Challenges:
**A.** In the interview about the chicken slaughter sites, where did the two animal rights activists take Isa?
**B.** For each statement, say whether the interview about the chicken slaughter sites supports it. Answer yes or no and quote the words that decide it. (i) Isa turned out to be a hen. (ii) In 2014 there was no makeshift slaughterhouse on the Eastern Parkway Pedestrian Mall. (iii) Isa stayed in the apartment for a month.

---- Excerpt to read

I understand you went back to slaughter sites again this year. How did your experience compare with last year’s?
I think that people have seen the video that I posted on YouTube, and there were some changes as a result, some good and some bad. In 2014, I did not see a makeshift slaughterhouse on the Eastern Parkway Pedestrian Mall, but pedestrians still had to pass within inches of thousands of chickens and walk through their waste on the way to the subway. There was a dumpster on Eastern Parkway, and I could see some dead chickens inside, but most of the contents were in garbage bags. One of the workers dropped one such bag while I was watching, and the innards of chickens spilled onto the sidewalk. The worker told me that the innards are discarded and the chickens are eaten. This is significant because state law prescribes certain sanitary standards for slaughter of animals for food that are not being met here.
On President Street, there was more care taken to conceal the cruelty this year. I saw men handing chickens to a butcher who was standing beside a garbage can with his back to me so that I could not film what was happening. I believe the butcher was slitting the throats of the chickens and putting them directly into the garbage can because when he turned around, there was nothing in his hands. This year, I was able to film pedestrians walking through the activity to better document the public health threat.
Tell us about the bird you rescued named Isa?
The day after Yom Kippur, I rescued a chicken who was in the fenced-in front yard of a residence just a few buildings down from where the slaughter took place. It was pouring rain, and I persuaded the police to help me. At first, we were unsuccessful because the fence was locked, but I returned later and someone from the house scaled the fence and lifted the chicken to me. I named the chicken Isa, after Isaac Bashevis Singer, a fellow bird lover and the author of one of my favorite short stories, “Pigeons.” Singer once said, “I did not become a vegetarian for my health, I did it for the health of the chickens.” I thought Isa was a girl (hence his feminine name), but the experts say he is a baby rooster. Through the whole experience of documenting the horror of baby birds being yanked and waved and violently killed, I did not cry. After I dried Isa off, he fell asleep in my lap. Then I cried. Isa was so affectionate and trusting, despite watching his brothers and sisters get killed; despite being manhandled by his delicate baby wings; despite being left out in the cold rain like an unwanted toy. Knowing that this was the first time he experienced love from a human being broke my heart. So for the week he stayed with me, I spoiled him with cut grapes, squash, and sweet potato and let him sit on my lap as much as he wanted to. I know this does not erase the violence he experienced, but it’s all I had the power to do. He loved being held and talked to, and he followed me everywhere. He even sat outside of the bathtub when I took my shower every morning.
Where did Isa go?
After a week in my apartment, two animal rights activists took Isa to And-Hof Animals – Sanctuary for Farm Animals in the Catskills. He lives with about two dozen chickens rescued from Brooklyn who are about his age. At And-Hof, he enjoys foraging outside and socializing with other chickens –the joyful life that all chickens deserve.
After this traumatizing experience, did you seek to expose what you were able to document on camera? If so, how?

--------
---- Record excerpts

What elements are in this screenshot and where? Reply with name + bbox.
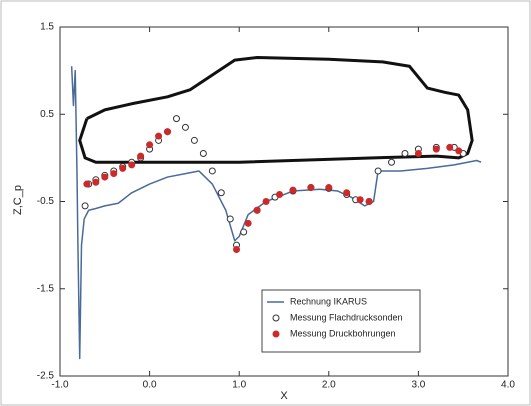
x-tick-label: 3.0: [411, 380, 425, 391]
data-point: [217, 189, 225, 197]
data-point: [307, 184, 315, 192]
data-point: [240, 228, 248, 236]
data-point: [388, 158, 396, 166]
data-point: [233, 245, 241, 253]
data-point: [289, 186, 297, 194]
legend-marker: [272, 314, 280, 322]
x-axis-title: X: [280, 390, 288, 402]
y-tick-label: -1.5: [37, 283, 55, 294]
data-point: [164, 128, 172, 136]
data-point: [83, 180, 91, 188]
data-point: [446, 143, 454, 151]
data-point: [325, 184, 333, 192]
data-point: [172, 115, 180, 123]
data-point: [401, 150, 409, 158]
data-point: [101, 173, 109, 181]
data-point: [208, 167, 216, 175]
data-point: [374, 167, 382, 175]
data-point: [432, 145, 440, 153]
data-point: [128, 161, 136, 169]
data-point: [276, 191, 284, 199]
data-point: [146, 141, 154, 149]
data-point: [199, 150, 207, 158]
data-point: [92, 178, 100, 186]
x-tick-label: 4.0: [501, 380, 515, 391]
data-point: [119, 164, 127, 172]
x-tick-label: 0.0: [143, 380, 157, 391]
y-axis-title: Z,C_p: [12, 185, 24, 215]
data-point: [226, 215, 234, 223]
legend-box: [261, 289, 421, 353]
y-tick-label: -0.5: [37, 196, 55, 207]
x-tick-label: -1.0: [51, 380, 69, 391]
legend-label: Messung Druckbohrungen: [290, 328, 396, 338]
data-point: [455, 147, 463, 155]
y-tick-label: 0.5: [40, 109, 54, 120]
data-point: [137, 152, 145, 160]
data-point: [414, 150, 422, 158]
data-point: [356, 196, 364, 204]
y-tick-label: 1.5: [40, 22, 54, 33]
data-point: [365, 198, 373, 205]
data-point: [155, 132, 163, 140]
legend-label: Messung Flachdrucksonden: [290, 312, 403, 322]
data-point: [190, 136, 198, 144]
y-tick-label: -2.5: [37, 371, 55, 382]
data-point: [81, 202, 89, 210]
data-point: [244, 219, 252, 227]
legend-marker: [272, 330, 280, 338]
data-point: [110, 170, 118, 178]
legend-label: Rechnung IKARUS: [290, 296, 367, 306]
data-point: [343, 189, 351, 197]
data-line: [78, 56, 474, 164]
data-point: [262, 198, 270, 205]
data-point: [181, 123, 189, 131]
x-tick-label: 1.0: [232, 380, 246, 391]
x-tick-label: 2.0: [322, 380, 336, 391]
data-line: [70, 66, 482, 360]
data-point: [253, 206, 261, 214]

--------

Solution list:
**A.** To And-Hof Animals – Sanctuary for Farm Animals in the Catskills.

**B.**
(i) No: "the experts say he is a baby rooster."
(ii) Yes: "In 2014, I did not see a makeshift slaughterhouse on the Eastern Parkway Pedestrian Mall"
(iii) No: "After a week in my apartment"